Request — Scan the listing below. Report each line that includes "ylabel".

Extracted records —
● ● ●

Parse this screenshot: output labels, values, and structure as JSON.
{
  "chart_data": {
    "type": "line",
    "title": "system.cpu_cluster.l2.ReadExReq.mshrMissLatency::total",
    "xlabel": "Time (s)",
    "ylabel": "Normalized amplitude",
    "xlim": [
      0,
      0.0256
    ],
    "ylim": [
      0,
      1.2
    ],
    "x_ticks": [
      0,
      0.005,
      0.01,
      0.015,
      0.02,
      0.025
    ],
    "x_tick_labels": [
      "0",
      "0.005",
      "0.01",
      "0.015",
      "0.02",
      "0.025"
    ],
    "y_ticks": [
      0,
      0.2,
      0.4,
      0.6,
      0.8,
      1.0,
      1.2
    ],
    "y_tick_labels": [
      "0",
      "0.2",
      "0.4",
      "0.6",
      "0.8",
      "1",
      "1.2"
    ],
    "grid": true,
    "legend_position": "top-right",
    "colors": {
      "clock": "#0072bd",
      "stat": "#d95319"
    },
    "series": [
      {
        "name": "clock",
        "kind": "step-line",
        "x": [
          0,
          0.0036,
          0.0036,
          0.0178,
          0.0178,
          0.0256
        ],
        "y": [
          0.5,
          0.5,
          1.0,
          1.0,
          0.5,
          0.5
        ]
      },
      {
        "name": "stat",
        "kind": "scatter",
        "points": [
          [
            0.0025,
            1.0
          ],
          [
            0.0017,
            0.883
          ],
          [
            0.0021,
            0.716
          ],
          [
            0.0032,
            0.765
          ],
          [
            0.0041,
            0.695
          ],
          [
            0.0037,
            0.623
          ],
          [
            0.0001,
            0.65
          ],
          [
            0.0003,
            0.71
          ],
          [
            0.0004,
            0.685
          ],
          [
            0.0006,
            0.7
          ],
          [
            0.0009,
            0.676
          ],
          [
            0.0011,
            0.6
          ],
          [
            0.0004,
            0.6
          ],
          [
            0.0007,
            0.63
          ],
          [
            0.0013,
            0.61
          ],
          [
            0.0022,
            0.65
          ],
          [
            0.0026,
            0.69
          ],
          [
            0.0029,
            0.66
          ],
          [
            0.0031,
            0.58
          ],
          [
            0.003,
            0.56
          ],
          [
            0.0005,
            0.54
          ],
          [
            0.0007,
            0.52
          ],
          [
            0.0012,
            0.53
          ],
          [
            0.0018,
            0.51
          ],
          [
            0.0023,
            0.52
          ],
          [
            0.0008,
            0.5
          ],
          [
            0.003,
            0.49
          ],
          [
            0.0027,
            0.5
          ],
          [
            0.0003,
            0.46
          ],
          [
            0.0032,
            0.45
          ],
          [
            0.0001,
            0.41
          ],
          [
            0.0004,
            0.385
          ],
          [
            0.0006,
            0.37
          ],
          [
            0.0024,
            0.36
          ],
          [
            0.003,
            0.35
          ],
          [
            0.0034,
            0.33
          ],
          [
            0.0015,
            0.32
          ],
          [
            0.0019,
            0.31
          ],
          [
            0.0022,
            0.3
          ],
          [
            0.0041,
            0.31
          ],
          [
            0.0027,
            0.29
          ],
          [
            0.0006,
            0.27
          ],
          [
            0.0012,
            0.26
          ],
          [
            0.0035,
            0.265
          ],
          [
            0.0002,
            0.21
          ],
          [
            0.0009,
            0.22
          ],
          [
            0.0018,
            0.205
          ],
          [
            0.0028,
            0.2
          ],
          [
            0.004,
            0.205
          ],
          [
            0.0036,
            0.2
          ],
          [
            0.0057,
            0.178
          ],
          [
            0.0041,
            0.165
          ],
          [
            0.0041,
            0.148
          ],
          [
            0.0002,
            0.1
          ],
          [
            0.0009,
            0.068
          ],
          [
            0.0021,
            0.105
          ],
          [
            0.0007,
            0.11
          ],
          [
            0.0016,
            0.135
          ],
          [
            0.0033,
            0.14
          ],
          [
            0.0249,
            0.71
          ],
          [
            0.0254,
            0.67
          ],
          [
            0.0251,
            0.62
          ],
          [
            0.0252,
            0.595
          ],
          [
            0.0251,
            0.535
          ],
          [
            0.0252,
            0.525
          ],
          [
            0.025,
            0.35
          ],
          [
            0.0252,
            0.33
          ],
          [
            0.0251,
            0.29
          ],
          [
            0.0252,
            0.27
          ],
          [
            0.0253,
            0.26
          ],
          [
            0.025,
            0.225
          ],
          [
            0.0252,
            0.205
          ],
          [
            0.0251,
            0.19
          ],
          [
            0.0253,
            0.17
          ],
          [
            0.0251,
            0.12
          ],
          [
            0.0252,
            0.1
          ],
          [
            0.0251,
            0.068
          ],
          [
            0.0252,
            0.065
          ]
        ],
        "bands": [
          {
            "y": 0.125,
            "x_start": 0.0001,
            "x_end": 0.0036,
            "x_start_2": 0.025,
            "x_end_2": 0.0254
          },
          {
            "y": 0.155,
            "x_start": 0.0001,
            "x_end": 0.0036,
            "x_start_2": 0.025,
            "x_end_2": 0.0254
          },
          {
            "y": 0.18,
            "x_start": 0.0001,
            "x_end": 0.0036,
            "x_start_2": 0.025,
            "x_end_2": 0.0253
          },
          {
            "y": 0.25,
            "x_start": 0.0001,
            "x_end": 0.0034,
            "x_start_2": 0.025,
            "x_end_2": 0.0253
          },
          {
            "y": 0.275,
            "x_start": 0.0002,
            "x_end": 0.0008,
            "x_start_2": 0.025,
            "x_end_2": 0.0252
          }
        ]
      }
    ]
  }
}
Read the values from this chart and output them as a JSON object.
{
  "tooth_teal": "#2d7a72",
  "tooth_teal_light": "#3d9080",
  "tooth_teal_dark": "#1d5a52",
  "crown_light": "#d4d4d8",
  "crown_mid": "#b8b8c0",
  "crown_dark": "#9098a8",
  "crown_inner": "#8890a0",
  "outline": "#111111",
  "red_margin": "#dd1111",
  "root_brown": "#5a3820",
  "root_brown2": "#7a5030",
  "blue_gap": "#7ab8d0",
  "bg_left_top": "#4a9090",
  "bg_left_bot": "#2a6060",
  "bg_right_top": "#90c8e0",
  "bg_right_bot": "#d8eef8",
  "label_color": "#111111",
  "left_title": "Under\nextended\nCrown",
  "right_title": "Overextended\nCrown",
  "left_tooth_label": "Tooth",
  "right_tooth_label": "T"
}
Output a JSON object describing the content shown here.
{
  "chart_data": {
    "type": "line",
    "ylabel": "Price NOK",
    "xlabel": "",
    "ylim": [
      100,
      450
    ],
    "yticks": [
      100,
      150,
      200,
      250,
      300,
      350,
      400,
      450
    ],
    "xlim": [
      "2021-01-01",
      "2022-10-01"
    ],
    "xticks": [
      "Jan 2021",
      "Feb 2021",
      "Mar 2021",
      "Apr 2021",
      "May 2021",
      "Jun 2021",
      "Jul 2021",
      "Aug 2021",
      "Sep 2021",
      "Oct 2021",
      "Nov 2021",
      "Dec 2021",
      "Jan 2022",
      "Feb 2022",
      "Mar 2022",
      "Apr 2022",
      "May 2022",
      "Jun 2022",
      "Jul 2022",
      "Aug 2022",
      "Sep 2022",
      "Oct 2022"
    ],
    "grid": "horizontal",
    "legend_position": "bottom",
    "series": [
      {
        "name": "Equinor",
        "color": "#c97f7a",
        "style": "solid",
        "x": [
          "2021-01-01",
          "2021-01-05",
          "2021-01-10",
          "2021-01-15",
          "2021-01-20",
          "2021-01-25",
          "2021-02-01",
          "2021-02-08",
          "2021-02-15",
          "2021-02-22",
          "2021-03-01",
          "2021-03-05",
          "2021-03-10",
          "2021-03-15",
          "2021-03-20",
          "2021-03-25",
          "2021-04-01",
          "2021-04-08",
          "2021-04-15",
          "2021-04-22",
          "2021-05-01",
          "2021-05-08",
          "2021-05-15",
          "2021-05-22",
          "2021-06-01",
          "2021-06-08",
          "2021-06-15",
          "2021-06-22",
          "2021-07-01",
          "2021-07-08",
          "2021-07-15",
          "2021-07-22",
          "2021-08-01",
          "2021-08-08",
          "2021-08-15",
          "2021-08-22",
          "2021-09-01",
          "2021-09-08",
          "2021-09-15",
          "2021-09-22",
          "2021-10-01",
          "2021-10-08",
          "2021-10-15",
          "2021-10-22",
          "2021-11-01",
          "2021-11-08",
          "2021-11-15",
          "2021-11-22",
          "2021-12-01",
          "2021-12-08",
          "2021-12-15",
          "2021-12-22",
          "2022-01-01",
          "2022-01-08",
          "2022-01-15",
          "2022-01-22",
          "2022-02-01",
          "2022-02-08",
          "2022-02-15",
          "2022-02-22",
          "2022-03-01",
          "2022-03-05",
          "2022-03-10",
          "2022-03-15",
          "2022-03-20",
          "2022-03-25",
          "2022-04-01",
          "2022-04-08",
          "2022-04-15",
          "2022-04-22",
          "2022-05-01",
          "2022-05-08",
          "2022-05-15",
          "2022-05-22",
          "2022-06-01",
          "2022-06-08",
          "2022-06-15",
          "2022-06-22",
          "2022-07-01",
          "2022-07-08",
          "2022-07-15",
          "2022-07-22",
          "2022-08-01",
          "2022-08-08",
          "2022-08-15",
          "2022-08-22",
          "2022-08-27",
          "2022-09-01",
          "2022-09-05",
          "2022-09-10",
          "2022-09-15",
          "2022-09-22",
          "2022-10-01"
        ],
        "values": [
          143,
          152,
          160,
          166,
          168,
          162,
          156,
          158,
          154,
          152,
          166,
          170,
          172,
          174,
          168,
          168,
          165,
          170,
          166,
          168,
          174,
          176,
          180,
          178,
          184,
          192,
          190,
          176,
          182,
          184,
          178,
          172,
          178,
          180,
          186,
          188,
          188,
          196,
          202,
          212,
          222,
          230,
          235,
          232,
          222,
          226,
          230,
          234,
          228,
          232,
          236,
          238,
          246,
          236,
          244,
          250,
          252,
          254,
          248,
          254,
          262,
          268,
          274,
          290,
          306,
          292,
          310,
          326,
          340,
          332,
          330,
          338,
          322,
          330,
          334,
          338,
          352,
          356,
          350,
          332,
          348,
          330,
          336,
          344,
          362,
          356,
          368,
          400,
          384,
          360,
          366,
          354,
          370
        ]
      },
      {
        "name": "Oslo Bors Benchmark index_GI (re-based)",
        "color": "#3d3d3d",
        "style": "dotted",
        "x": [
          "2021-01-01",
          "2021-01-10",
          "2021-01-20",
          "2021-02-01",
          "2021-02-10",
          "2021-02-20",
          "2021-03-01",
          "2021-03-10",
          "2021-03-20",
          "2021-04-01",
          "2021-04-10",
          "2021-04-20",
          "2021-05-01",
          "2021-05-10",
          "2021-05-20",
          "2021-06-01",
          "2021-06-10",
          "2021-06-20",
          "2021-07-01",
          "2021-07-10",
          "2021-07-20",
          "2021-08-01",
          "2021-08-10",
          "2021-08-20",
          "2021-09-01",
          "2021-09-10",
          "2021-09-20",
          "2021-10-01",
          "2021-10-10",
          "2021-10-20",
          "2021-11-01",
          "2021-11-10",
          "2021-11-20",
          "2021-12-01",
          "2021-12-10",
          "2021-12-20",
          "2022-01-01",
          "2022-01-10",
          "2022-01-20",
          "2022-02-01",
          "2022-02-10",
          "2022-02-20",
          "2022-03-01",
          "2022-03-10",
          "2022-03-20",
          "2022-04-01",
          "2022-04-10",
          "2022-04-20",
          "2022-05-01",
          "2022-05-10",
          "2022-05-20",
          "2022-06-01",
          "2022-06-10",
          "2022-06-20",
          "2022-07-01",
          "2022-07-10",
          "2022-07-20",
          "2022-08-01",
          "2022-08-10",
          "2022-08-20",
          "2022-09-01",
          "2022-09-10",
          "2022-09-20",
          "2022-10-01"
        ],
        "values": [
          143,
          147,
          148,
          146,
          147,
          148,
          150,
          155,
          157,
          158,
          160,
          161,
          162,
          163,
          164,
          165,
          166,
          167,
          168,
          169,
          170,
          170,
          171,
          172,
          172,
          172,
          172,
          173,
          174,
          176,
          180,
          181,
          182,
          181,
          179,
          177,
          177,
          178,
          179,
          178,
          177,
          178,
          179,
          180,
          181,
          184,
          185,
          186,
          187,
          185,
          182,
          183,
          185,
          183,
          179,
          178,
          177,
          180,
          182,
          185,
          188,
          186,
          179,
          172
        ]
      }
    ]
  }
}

● ● ●

The response —
    "ylabel": "Normalized amplitude",
    "ylabel": "Price NOK",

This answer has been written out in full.